Wherever the string "mean" appears in the listing, copy that line.

* Material shown
────────

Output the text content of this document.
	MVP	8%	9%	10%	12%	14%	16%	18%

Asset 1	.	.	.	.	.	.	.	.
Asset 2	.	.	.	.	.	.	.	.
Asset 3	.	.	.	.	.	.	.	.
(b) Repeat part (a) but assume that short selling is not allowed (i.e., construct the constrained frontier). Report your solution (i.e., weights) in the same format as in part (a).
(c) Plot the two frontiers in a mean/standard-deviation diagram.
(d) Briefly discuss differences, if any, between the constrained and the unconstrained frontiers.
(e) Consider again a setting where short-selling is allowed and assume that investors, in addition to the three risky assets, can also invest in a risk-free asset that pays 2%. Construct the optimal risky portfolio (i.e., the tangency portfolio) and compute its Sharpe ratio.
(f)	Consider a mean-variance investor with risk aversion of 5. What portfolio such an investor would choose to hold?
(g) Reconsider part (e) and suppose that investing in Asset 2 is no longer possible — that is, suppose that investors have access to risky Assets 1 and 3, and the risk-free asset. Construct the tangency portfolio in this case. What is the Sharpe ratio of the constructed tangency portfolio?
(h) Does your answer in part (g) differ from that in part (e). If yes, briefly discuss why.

────────

* Solution to this problem
(c) Plot the two frontiers in a mean/standard-deviation diagram.
(f)	Consider a mean-variance investor with risk aversion of 5. What portfolio such an investor would choose to hold?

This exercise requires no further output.